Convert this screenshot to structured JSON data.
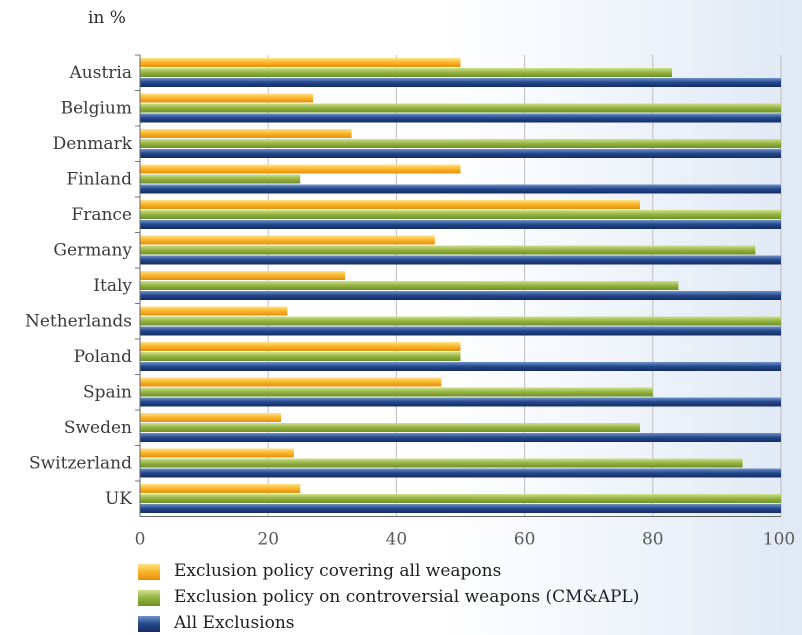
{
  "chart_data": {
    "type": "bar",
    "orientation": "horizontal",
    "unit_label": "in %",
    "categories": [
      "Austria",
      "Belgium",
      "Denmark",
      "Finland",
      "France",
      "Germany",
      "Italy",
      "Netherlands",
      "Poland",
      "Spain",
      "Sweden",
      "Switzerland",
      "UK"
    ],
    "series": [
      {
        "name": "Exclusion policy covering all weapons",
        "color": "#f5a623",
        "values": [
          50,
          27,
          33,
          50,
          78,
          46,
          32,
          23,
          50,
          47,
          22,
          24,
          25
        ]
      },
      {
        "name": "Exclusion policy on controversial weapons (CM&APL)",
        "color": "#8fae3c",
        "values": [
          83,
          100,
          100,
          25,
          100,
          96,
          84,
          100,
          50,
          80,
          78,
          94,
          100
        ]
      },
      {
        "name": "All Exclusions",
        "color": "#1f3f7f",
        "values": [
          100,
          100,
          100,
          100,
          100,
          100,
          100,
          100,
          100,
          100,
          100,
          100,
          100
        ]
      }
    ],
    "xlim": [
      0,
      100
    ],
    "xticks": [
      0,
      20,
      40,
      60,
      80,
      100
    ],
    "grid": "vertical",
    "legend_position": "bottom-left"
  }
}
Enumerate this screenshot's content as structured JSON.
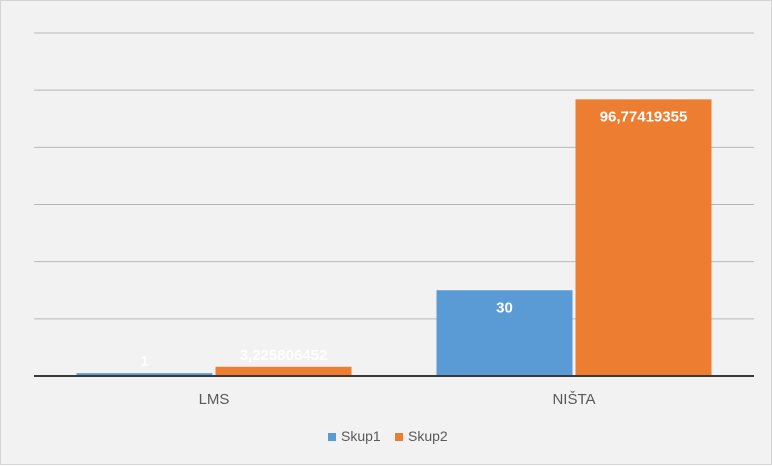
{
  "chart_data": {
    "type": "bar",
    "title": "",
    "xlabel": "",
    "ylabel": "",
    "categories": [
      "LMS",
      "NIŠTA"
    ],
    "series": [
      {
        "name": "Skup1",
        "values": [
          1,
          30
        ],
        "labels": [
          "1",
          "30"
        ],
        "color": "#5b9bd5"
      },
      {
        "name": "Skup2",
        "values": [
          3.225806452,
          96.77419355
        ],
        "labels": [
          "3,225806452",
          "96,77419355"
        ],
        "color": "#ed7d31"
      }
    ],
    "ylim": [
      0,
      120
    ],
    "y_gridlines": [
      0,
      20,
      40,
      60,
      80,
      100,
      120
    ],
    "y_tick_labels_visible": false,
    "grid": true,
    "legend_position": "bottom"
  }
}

• **Work instructions**
Copy and report every line where the word "color" is present.

• **Exercise answer**
        "color": "#f5a623",
        "color": "#8fae3c",
        "color": "#1f3f7f",
        "color": "#5b9bd5"
        "color": "#ed7d31"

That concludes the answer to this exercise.